> [The task]
Copy each line of the data below with the word "demi".

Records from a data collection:
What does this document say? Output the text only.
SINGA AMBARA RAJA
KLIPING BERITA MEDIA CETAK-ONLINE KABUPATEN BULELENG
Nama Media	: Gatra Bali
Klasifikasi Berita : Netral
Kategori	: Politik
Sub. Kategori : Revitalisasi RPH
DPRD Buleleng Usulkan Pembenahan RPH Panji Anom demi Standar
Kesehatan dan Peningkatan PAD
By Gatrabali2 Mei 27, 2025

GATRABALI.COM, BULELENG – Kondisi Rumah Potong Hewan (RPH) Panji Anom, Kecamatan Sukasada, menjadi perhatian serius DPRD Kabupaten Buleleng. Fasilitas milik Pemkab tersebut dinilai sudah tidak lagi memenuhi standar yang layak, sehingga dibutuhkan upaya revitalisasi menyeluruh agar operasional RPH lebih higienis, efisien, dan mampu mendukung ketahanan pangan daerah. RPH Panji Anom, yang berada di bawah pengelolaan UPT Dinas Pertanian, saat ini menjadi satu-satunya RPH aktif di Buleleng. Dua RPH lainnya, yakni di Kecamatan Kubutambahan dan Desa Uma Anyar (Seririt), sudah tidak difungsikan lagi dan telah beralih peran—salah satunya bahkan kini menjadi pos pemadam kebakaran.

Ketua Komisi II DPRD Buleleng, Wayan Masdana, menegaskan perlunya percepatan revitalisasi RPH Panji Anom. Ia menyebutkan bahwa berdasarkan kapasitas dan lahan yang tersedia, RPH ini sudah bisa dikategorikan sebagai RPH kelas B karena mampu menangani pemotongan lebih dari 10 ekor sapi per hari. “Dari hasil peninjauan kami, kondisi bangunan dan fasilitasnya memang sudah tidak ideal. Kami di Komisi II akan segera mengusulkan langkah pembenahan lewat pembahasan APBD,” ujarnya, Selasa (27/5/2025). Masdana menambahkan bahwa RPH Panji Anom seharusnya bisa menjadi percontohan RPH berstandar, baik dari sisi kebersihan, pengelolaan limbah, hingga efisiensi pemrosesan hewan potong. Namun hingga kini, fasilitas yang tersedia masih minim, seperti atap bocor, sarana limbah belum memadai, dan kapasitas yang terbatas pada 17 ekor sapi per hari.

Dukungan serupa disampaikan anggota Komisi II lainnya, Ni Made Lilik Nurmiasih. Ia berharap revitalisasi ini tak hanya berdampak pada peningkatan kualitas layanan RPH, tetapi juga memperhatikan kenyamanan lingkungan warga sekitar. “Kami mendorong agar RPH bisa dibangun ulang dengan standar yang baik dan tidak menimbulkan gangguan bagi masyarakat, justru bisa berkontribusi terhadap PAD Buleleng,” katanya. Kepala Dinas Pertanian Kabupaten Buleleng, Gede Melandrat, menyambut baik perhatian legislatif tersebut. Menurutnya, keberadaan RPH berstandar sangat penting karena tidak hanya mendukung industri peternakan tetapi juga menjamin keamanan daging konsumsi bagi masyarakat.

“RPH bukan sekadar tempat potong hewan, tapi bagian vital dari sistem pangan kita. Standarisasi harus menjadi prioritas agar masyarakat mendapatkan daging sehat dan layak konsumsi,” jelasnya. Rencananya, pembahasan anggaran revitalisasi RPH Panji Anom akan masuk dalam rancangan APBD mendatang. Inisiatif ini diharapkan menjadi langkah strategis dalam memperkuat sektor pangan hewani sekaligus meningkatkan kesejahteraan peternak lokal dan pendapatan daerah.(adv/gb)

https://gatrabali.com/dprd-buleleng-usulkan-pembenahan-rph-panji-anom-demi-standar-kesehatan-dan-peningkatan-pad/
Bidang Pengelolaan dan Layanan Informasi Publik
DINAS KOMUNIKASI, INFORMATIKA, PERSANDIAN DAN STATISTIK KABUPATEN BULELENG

> [Response to this exercise]
DPRD Buleleng Usulkan Pembenahan RPH Panji Anom demi Standar
https://gatrabali.com/dprd-buleleng-usulkan-pembenahan-rph-panji-anom-demi-standar-kesehatan-dan-peningkatan-pad/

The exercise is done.